• [Problem requirements] Locate the lines of the listing below that hold "длины", then copy each of them.

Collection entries
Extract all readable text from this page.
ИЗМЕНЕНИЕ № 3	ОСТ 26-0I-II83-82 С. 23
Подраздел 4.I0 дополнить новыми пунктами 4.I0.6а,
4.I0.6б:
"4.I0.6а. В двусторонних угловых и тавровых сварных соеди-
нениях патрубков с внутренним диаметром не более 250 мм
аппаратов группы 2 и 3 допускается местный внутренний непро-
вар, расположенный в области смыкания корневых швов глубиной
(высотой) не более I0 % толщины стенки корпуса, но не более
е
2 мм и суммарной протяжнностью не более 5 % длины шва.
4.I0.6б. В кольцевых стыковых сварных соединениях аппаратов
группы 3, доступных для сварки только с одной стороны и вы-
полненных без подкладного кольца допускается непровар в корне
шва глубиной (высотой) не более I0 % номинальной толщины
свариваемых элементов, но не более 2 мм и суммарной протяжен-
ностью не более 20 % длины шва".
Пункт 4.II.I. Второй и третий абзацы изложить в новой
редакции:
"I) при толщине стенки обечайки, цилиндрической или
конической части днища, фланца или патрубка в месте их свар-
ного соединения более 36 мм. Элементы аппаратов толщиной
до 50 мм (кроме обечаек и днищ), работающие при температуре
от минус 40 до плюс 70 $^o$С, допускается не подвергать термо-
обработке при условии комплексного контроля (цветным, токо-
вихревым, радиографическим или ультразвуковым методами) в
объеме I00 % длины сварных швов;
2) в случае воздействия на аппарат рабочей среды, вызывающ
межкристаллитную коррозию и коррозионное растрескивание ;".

• [Response to the exercise]
2 мм и суммарной протяжнностью не более 5 % длины шва.
ностью не более 20 % длины шва".
объеме I00 % длины сварных швов;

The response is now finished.